**Set problem**:
Set out each line from the following listing that includes the word "Heliocentric".

**Data section**:
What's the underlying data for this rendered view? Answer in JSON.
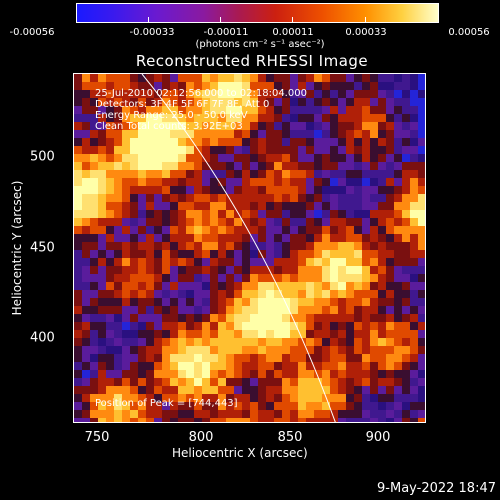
{
  "colorbar": {
    "tick_labels": [
      "-0.00056",
      "-0.00033",
      "-0.00011",
      "0.00011",
      "0.00033",
      "0.00056"
    ],
    "units": "(photons cm⁻² s⁻¹ asec⁻²)",
    "colormap": [
      "#1a1aff",
      "#6a1ad0",
      "#aa1a50",
      "#cc2010",
      "#ff9000",
      "#ffffcc"
    ]
  },
  "title": "Reconstructed RHESSI Image",
  "annotations": {
    "time_range": "25-Jul-2010 02:12:56.000 to 02:18:04.000",
    "detectors": "Detectors: 3F 4F 5F 6F 7F 8F, Att 0",
    "energy_range": "Energy Range: 25.0 - 50.0 keV",
    "clean_counts": "Clean    Total counts: 3.92E+03",
    "peak_position": "Position of Peak = [744,443]"
  },
  "axes": {
    "xlabel": "Heliocentric X (arcsec)",
    "ylabel": "Heliocentric Y (arcsec)",
    "x_ticks": [
      "750",
      "800",
      "850",
      "900"
    ],
    "y_ticks": [
      "500",
      "450",
      "400"
    ],
    "x_range": [
      731,
      929
    ],
    "y_range": [
      354,
      552
    ]
  },
  "footer": {
    "timestamp": "9-May-2022 18:47"
  }
}
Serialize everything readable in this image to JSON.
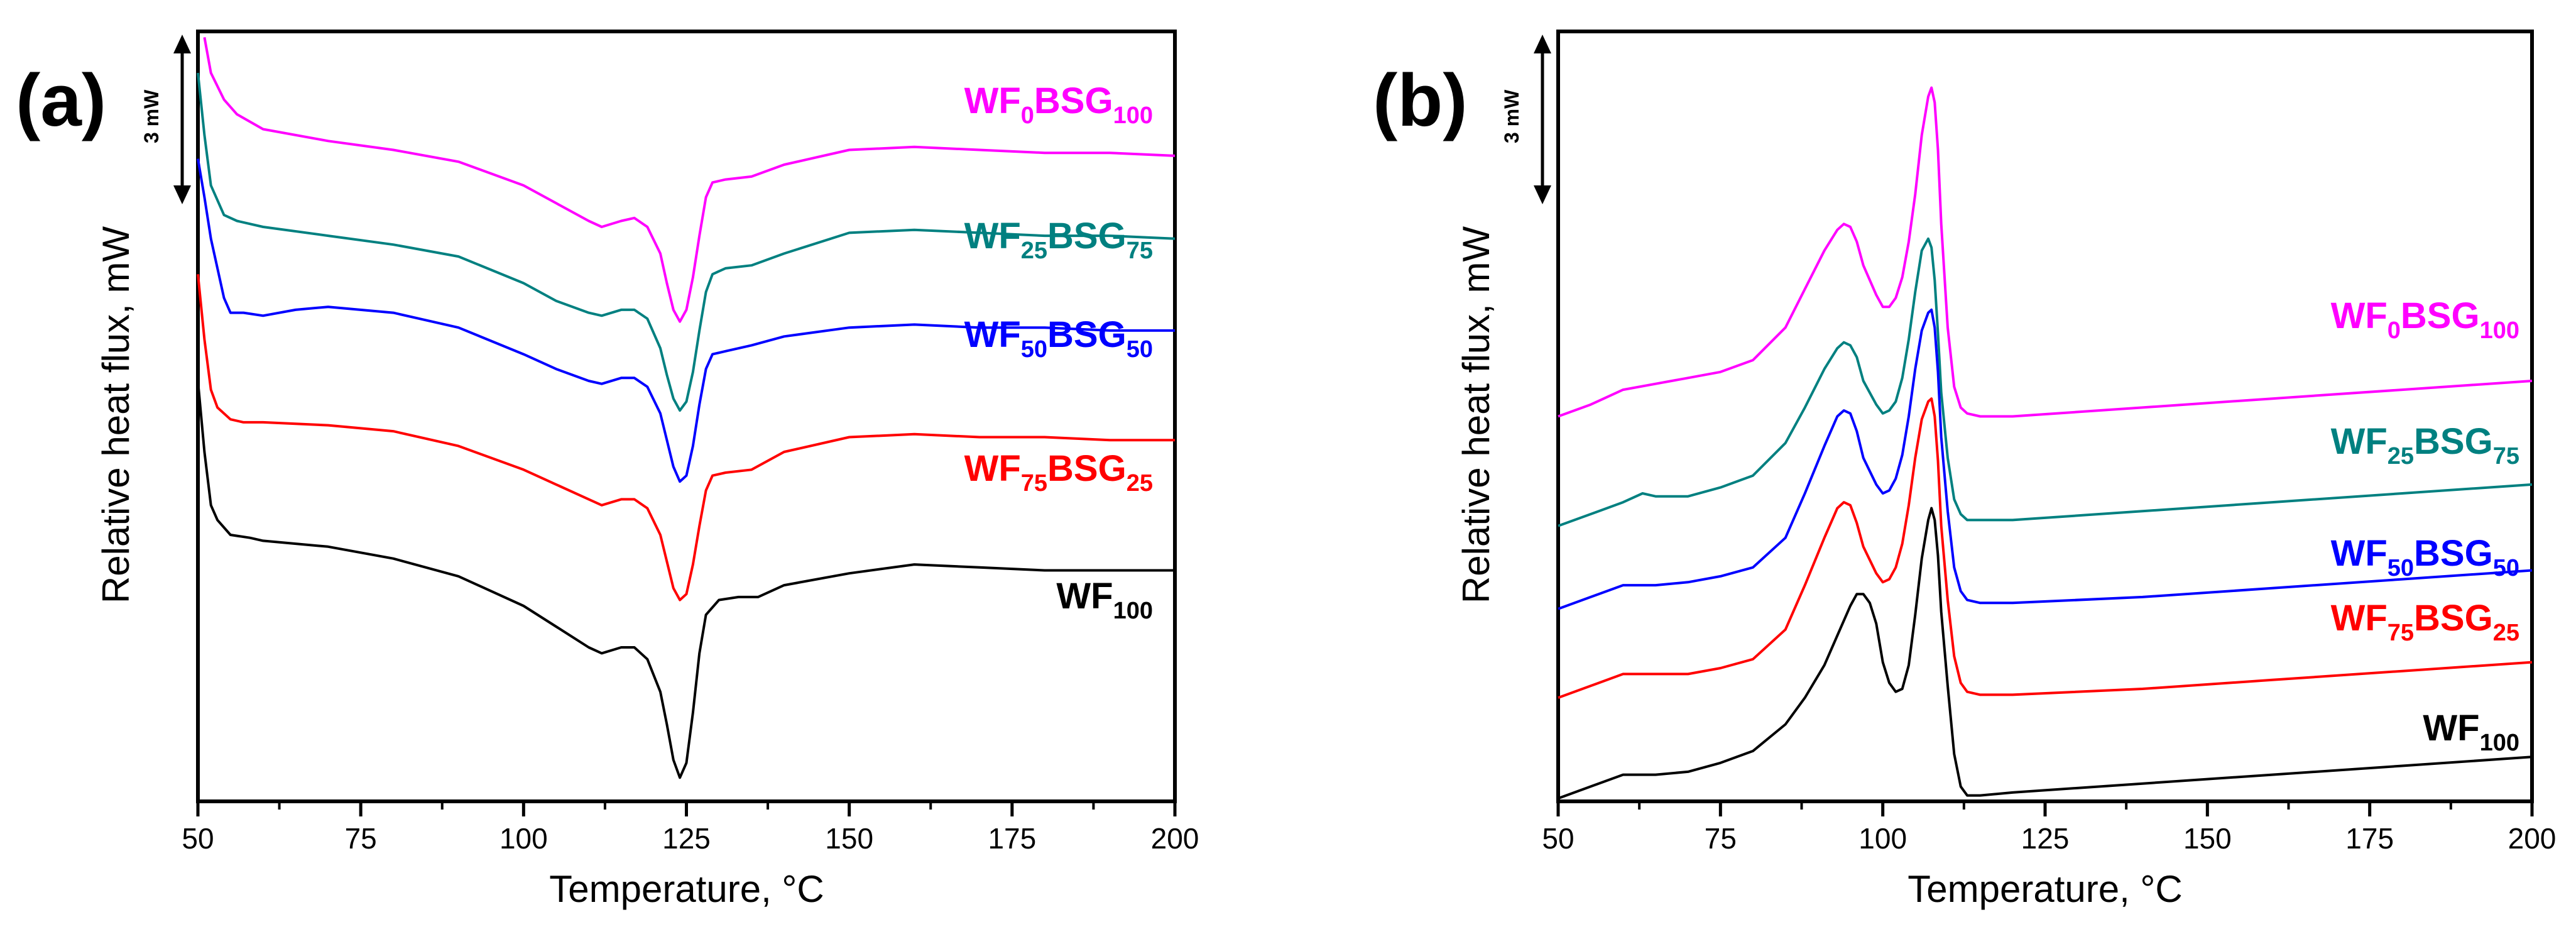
{
  "chart_data": [
    {
      "panel": "(a)",
      "type": "line",
      "xlabel": "Temperature, °C",
      "ylabel": "Relative heat flux, mW",
      "xlim": [
        50,
        200
      ],
      "xticks": [
        50,
        75,
        100,
        125,
        150,
        175,
        200
      ],
      "ylim": [
        0,
        26
      ],
      "scale_bar": {
        "label": "3 mW",
        "value": 3
      },
      "series": [
        {
          "name": "WF0BSG100",
          "label": {
            "base1": "WF",
            "sub1": "0",
            "base2": "BSG",
            "sub2": "100"
          },
          "color": "#ff00ff",
          "x": [
            51,
            52,
            54,
            56,
            60,
            70,
            80,
            90,
            100,
            105,
            110,
            112,
            115,
            117,
            119,
            121,
            122,
            123,
            124,
            125,
            126,
            127,
            128,
            129,
            131,
            135,
            140,
            150,
            160,
            170,
            180,
            190,
            200
          ],
          "y": [
            25.8,
            24.6,
            23.7,
            23.2,
            22.7,
            22.3,
            22.0,
            21.6,
            20.8,
            20.2,
            19.6,
            19.4,
            19.6,
            19.7,
            19.4,
            18.5,
            17.5,
            16.6,
            16.2,
            16.6,
            17.7,
            19.1,
            20.4,
            20.9,
            21.0,
            21.1,
            21.5,
            22.0,
            22.1,
            22.0,
            21.9,
            21.9,
            21.8
          ]
        },
        {
          "name": "WF25BSG75",
          "label": {
            "base1": "WF",
            "sub1": "25",
            "base2": "BSG",
            "sub2": "75"
          },
          "color": "#008080",
          "x": [
            50,
            51,
            52,
            54,
            56,
            60,
            70,
            80,
            90,
            100,
            105,
            110,
            112,
            115,
            117,
            119,
            121,
            122,
            123,
            124,
            125,
            126,
            127,
            128,
            129,
            131,
            135,
            140,
            150,
            160,
            170,
            180,
            190,
            200
          ],
          "y": [
            24.6,
            22.5,
            20.8,
            19.8,
            19.6,
            19.4,
            19.1,
            18.8,
            18.4,
            17.5,
            16.9,
            16.5,
            16.4,
            16.6,
            16.6,
            16.3,
            15.3,
            14.4,
            13.6,
            13.2,
            13.5,
            14.5,
            15.9,
            17.2,
            17.8,
            18.0,
            18.1,
            18.5,
            19.2,
            19.3,
            19.2,
            19.1,
            19.1,
            19.0
          ]
        },
        {
          "name": "WF50BSG50",
          "label": {
            "base1": "WF",
            "sub1": "50",
            "base2": "BSG",
            "sub2": "50"
          },
          "color": "#0000ff",
          "x": [
            50,
            51,
            52,
            54,
            55,
            57,
            60,
            65,
            70,
            80,
            90,
            100,
            105,
            110,
            112,
            115,
            117,
            119,
            121,
            122,
            123,
            124,
            125,
            126,
            127,
            128,
            129,
            131,
            135,
            140,
            150,
            160,
            170,
            180,
            190,
            200
          ],
          "y": [
            21.7,
            20.4,
            19.0,
            17.0,
            16.5,
            16.5,
            16.4,
            16.6,
            16.7,
            16.5,
            16.0,
            15.1,
            14.6,
            14.2,
            14.1,
            14.3,
            14.3,
            14.0,
            13.1,
            12.2,
            11.3,
            10.8,
            11.0,
            12.0,
            13.4,
            14.6,
            15.1,
            15.2,
            15.4,
            15.7,
            16.0,
            16.1,
            16.0,
            16.0,
            15.9,
            15.9
          ]
        },
        {
          "name": "WF75BSG25",
          "label": {
            "base1": "WF",
            "sub1": "75",
            "base2": "BSG",
            "sub2": "25"
          },
          "color": "#ff0000",
          "x": [
            50,
            51,
            52,
            53,
            55,
            57,
            60,
            70,
            80,
            90,
            100,
            105,
            110,
            112,
            115,
            117,
            119,
            121,
            122,
            123,
            124,
            125,
            126,
            127,
            128,
            129,
            131,
            135,
            140,
            150,
            160,
            170,
            180,
            190,
            200
          ],
          "y": [
            17.8,
            15.6,
            13.9,
            13.3,
            12.9,
            12.8,
            12.8,
            12.7,
            12.5,
            12.0,
            11.2,
            10.7,
            10.2,
            10.0,
            10.2,
            10.2,
            9.9,
            9.0,
            8.1,
            7.2,
            6.8,
            7.0,
            8.0,
            9.3,
            10.5,
            11.0,
            11.1,
            11.2,
            11.8,
            12.3,
            12.4,
            12.3,
            12.3,
            12.2,
            12.2
          ]
        },
        {
          "name": "WF100",
          "label": {
            "base1": "WF",
            "sub1": "100",
            "base2": "",
            "sub2": ""
          },
          "color": "#000000",
          "x": [
            50,
            51,
            52,
            53,
            55,
            58,
            60,
            70,
            80,
            90,
            100,
            105,
            110,
            112,
            115,
            117,
            119,
            121,
            122,
            123,
            124,
            125,
            126,
            127,
            128,
            130,
            133,
            136,
            140,
            150,
            160,
            170,
            180,
            190,
            200
          ],
          "y": [
            14.2,
            11.8,
            10.0,
            9.5,
            9.0,
            8.9,
            8.8,
            8.6,
            8.2,
            7.6,
            6.6,
            5.9,
            5.2,
            5.0,
            5.2,
            5.2,
            4.8,
            3.7,
            2.6,
            1.4,
            0.8,
            1.3,
            3.0,
            5.0,
            6.3,
            6.8,
            6.9,
            6.9,
            7.3,
            7.7,
            8.0,
            7.9,
            7.8,
            7.8,
            7.8
          ]
        }
      ]
    },
    {
      "panel": "(b)",
      "type": "line",
      "xlabel": "Temperature, °C",
      "ylabel": "Relative heat flux, mW",
      "xlim": [
        50,
        200
      ],
      "xticks": [
        50,
        75,
        100,
        125,
        150,
        175,
        200
      ],
      "ylim": [
        0,
        26
      ],
      "scale_bar": {
        "label": "3 mW",
        "value": 3
      },
      "series": [
        {
          "name": "WF0BSG100",
          "label": {
            "base1": "WF",
            "sub1": "0",
            "base2": "BSG",
            "sub2": "100"
          },
          "color": "#ff00ff",
          "x": [
            50,
            55,
            60,
            65,
            70,
            75,
            80,
            85,
            88,
            91,
            93,
            94,
            95,
            96,
            97,
            99,
            100,
            101,
            102,
            103,
            104,
            105,
            106,
            107,
            107.5,
            108,
            108.5,
            109,
            110,
            111,
            112,
            113,
            115,
            120,
            140,
            160,
            180,
            200
          ],
          "y": [
            13.0,
            13.4,
            13.9,
            14.1,
            14.3,
            14.5,
            14.9,
            16.0,
            17.3,
            18.6,
            19.3,
            19.5,
            19.4,
            18.9,
            18.1,
            17.1,
            16.7,
            16.7,
            17.0,
            17.7,
            18.9,
            20.5,
            22.5,
            23.8,
            24.1,
            23.6,
            22.0,
            19.5,
            16.0,
            14.0,
            13.3,
            13.1,
            13.0,
            13.0,
            13.3,
            13.6,
            13.9,
            14.2
          ]
        },
        {
          "name": "WF25BSG75",
          "label": {
            "base1": "WF",
            "sub1": "25",
            "base2": "BSG",
            "sub2": "75"
          },
          "color": "#008080",
          "x": [
            50,
            55,
            60,
            63,
            65,
            70,
            75,
            80,
            85,
            88,
            91,
            93,
            94,
            95,
            96,
            97,
            99,
            100,
            101,
            102,
            103,
            104,
            105,
            106,
            107,
            107.5,
            108,
            108.5,
            109,
            110,
            111,
            112,
            113,
            115,
            120,
            140,
            160,
            180,
            200
          ],
          "y": [
            9.3,
            9.7,
            10.1,
            10.4,
            10.3,
            10.3,
            10.6,
            11.0,
            12.1,
            13.3,
            14.6,
            15.3,
            15.5,
            15.4,
            15.0,
            14.2,
            13.4,
            13.1,
            13.2,
            13.5,
            14.3,
            15.6,
            17.2,
            18.6,
            19.0,
            18.7,
            17.6,
            15.8,
            13.8,
            11.6,
            10.2,
            9.7,
            9.5,
            9.5,
            9.5,
            9.8,
            10.1,
            10.4,
            10.7
          ]
        },
        {
          "name": "WF50BSG50",
          "label": {
            "base1": "WF",
            "sub1": "50",
            "base2": "BSG",
            "sub2": "50"
          },
          "color": "#0000ff",
          "x": [
            50,
            55,
            60,
            65,
            70,
            75,
            80,
            85,
            88,
            91,
            93,
            94,
            95,
            96,
            97,
            99,
            100,
            101,
            102,
            103,
            104,
            105,
            106,
            107,
            107.5,
            108,
            108.5,
            109,
            110,
            111,
            112,
            113,
            115,
            120,
            140,
            160,
            180,
            200
          ],
          "y": [
            6.5,
            6.9,
            7.3,
            7.3,
            7.4,
            7.6,
            7.9,
            8.9,
            10.4,
            12.0,
            13.0,
            13.2,
            13.1,
            12.5,
            11.6,
            10.7,
            10.4,
            10.5,
            10.9,
            11.7,
            13.0,
            14.6,
            15.9,
            16.5,
            16.6,
            16.0,
            14.5,
            12.3,
            9.8,
            7.9,
            7.1,
            6.8,
            6.7,
            6.7,
            6.9,
            7.2,
            7.5,
            7.8
          ]
        },
        {
          "name": "WF75BSG25",
          "label": {
            "base1": "WF",
            "sub1": "75",
            "base2": "BSG",
            "sub2": "25"
          },
          "color": "#ff0000",
          "x": [
            50,
            55,
            60,
            65,
            70,
            75,
            80,
            85,
            88,
            91,
            93,
            94,
            95,
            96,
            97,
            99,
            100,
            101,
            102,
            103,
            104,
            105,
            106,
            107,
            107.5,
            108,
            108.5,
            109,
            110,
            111,
            112,
            113,
            115,
            120,
            140,
            160,
            180,
            200
          ],
          "y": [
            3.5,
            3.9,
            4.3,
            4.3,
            4.3,
            4.5,
            4.8,
            5.8,
            7.3,
            8.9,
            9.9,
            10.1,
            10.0,
            9.4,
            8.6,
            7.7,
            7.4,
            7.5,
            7.9,
            8.7,
            10.0,
            11.6,
            12.9,
            13.5,
            13.6,
            13.0,
            11.5,
            9.3,
            6.8,
            4.9,
            4.0,
            3.7,
            3.6,
            3.6,
            3.8,
            4.1,
            4.4,
            4.7
          ]
        },
        {
          "name": "WF100",
          "label": {
            "base1": "WF",
            "sub1": "100",
            "base2": "",
            "sub2": ""
          },
          "color": "#000000",
          "x": [
            50,
            55,
            60,
            65,
            70,
            75,
            80,
            85,
            88,
            91,
            93,
            95,
            96,
            97,
            98,
            99,
            100,
            101,
            102,
            103,
            104,
            105,
            106,
            107,
            107.5,
            108,
            108.5,
            109,
            110,
            111,
            112,
            113,
            115,
            120,
            140,
            160,
            180,
            200
          ],
          "y": [
            0.1,
            0.5,
            0.9,
            0.9,
            1.0,
            1.3,
            1.7,
            2.6,
            3.5,
            4.6,
            5.6,
            6.6,
            7.0,
            7.0,
            6.7,
            6.0,
            4.7,
            4.0,
            3.7,
            3.8,
            4.6,
            6.3,
            8.2,
            9.5,
            9.9,
            9.5,
            8.3,
            6.4,
            3.9,
            1.6,
            0.5,
            0.2,
            0.2,
            0.3,
            0.6,
            0.9,
            1.2,
            1.5
          ]
        }
      ]
    }
  ]
}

**Reply to the exercise**:
    "xlabel": "Heliocentric X (arcsec)",
    "ylabel": "Heliocentric Y (arcsec)",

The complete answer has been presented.